== DOCUMENT TEXT ==
════════════════

- Eric Masterson as Thunderstrike, taken from the variant cover of The Mighty Thor #2 (December 2015). Art by Ron Frenz.

Publication information
- Publisher: Marvel Comics
- First appearance: Thor #391 (May 1988)
- Created by: Tom DeFalco (writer) Ron Frenz (artist)

In-story information
- Team affiliations: Asgard Avengers Secret Defenders Thor Corps Legion of the Unliving
- Notable aliases: Thor
- Abilities: Formidable hand-to-hand combatant Highly skilled architect Superhuman strength, speed, agility, durability, reflexes and endurance As Thunderstrike: Flight Dimensional travel Energy blasts

= Thunderstrike (character) =

Thunderstrike is the name of two fictional characters appearing in American comic books published by Marvel Comics.

Eric Masterson has appeared as Thor and later Thunderstrike. The character was introduced as a supporting character in the Thor title, but continued in several other comic books, including the self-titled series Thunderstrike in 1993.

Later interpretations of Thunderstrike would appear in both the Marvel Comics 2 and Heroic Age Marvel Comics storylines, featuring the character's son Kevin Masterson as the hero.

==Publication history==
Eric Masterson first appeared in Thor #391 (May 1988), as a supporting character. Thor #408 featured the merging of the character Eric Masterson with Thor, Masterson being utilized as the God of Thunder's alter ego until issue #432. Thor #432 featured the character assuming the role of Thor, and appearing as the title character until Thor #459. Following Thor #459, Masterson was introduced as "Thunderstrike" in the eponymous series starting in June 1993. The series lasted approximately two years. Thunderstrike ran for 24 issues, the series canceled in September 1995. Creator Tom DeFalco has often claimed that the book outsold Thor and The Avengers combined at the time of its cancellation; although this has been shown to be extremely unlikely. Masterson also appeared in the mini-series Thor Corps as Thunderstrike, and appeared as a guest star in the Thor series. The character was featured in the Avengers from issue #343 until issue #374, and crossover series "Operation: Galactic Storm". Masterson also appeared in the mini-series Infinity Gauntlet and Infinity War. Outside the many appearances in Thor and Avengers, Thunderstrike was used to launch an ongoing series Blackwulf, and a limited series Code: B.L.U.E.

════════════════

== EXCERPTED RECORDS ==

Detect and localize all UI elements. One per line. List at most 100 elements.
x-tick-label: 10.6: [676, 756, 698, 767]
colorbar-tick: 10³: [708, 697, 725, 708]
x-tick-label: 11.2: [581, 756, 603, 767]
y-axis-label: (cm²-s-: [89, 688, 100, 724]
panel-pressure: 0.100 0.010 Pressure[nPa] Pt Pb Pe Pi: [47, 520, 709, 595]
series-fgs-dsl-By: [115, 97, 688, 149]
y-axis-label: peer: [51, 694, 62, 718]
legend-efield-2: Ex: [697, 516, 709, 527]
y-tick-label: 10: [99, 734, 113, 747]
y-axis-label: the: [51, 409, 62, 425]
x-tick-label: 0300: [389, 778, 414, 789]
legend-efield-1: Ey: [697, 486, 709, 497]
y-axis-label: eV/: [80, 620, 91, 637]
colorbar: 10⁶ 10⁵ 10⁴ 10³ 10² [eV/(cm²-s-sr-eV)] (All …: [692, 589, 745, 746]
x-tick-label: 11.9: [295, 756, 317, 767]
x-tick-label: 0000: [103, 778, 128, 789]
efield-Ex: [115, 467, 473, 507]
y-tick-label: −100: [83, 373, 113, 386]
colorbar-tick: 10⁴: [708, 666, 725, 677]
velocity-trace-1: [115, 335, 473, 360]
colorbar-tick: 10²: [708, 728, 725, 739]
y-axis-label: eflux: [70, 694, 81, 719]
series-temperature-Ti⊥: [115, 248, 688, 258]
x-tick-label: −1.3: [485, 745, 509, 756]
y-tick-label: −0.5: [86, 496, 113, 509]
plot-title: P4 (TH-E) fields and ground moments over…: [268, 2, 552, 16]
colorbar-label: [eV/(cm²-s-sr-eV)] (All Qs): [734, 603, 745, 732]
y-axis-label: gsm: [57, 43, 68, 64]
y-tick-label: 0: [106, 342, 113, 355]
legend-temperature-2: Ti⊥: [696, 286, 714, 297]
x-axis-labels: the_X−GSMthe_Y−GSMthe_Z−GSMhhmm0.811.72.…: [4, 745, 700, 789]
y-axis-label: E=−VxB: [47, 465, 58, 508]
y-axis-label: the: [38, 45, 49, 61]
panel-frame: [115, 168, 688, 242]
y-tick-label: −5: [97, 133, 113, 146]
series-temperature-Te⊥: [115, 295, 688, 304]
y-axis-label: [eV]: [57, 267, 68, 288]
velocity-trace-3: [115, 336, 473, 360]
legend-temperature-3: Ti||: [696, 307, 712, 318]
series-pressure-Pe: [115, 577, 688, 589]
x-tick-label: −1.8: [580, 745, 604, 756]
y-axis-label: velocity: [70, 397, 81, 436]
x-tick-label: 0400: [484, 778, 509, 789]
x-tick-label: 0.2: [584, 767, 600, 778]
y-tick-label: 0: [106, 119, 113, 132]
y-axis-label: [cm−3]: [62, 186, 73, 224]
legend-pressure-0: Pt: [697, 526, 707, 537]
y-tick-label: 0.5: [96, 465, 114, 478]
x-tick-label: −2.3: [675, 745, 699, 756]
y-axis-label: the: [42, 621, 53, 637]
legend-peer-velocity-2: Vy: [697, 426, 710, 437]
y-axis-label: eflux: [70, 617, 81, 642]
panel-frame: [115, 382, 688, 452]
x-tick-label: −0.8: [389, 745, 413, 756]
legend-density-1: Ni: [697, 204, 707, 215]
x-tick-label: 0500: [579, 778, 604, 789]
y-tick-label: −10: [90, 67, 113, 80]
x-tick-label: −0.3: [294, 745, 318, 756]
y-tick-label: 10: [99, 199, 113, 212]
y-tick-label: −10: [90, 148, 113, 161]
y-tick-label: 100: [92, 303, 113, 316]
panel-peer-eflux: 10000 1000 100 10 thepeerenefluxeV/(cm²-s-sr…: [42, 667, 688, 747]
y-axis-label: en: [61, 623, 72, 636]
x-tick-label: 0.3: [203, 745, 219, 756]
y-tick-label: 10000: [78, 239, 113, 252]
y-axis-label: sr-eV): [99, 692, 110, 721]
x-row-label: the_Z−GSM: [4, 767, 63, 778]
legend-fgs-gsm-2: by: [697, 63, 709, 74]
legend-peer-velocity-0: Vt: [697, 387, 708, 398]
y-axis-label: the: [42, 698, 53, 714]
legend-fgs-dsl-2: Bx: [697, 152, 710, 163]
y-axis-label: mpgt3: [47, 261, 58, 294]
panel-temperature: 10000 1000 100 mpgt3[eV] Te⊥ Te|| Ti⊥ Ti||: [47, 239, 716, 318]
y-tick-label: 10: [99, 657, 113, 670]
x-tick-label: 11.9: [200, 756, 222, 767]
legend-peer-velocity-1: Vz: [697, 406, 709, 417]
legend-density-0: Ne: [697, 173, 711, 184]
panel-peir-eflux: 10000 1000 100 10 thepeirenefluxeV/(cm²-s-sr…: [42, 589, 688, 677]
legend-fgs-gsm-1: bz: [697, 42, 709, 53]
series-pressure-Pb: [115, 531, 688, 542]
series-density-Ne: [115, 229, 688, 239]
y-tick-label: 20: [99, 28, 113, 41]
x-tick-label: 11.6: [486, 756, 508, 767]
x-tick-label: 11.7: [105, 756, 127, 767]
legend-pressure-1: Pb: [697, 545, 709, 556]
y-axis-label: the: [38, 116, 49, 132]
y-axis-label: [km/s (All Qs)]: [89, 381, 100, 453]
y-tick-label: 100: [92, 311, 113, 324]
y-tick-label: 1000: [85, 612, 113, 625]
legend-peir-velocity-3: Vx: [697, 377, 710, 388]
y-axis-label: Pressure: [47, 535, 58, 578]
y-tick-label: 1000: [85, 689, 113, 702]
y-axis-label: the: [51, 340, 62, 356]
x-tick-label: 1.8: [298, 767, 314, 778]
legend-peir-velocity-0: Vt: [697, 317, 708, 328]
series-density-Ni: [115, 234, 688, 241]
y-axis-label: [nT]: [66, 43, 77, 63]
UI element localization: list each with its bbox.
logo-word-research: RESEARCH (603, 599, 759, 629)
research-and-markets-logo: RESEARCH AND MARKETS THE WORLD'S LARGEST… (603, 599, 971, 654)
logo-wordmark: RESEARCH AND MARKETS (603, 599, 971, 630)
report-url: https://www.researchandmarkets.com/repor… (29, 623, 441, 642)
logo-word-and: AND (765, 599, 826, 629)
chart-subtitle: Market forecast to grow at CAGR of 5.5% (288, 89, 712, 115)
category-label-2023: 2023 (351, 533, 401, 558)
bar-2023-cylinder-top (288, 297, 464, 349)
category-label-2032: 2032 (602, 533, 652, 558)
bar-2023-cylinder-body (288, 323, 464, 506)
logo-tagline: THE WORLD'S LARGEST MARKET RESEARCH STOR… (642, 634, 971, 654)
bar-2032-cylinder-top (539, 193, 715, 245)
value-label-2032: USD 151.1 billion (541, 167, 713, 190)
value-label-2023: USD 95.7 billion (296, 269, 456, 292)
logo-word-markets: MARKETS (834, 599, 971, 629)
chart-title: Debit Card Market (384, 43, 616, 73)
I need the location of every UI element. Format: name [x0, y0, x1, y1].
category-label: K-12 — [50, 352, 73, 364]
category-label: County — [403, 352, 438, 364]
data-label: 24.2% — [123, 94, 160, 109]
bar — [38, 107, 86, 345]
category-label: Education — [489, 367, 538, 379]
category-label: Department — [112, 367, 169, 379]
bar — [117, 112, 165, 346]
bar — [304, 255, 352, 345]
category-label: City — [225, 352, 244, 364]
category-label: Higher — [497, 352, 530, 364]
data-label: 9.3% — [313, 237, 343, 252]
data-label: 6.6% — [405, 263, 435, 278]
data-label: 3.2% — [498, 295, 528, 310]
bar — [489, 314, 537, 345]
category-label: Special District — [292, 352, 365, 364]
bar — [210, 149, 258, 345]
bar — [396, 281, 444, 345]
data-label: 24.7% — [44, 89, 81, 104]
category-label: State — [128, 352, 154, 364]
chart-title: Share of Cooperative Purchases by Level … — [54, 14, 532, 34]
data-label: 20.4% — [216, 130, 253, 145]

════════════════

== BRIEF ==
Please turn the paragraph of the Thunderstrike article that begins "Eric Masterson first appeared in Thor #391" into a short bulleted list that keeps its main facts.

== SOLVED EXERCISE ==
- First appearance: Thor #391 (May 1988), as a supporting character.
- Thor #408 to #432: merged with Thor and served as the God of Thunder's alter ego.
- Thor #432 to #459: took on the role of Thor and appeared as the title character.
- Thunderstrike series: began June 1993, after Thor #459. It ran 24 issues over about two years and was canceled in September 1995.
- Tom DeFalco has often claimed the book outsold Thor and The Avengers combined when it was canceled. This has been shown to be extremely unlikely.
- Other appearances:
  - The Thor Corps mini-series, as Thunderstrike
  - A guest star in Thor
  - Avengers #343 to #374
  - The "Operation: Galactic Storm" crossover
  - The Infinity Gauntlet and Infinity War mini-series
- Spin-offs: Thunderstrike was used to launch the ongoing series Blackwulf and the limited series Code: B.L.U.E.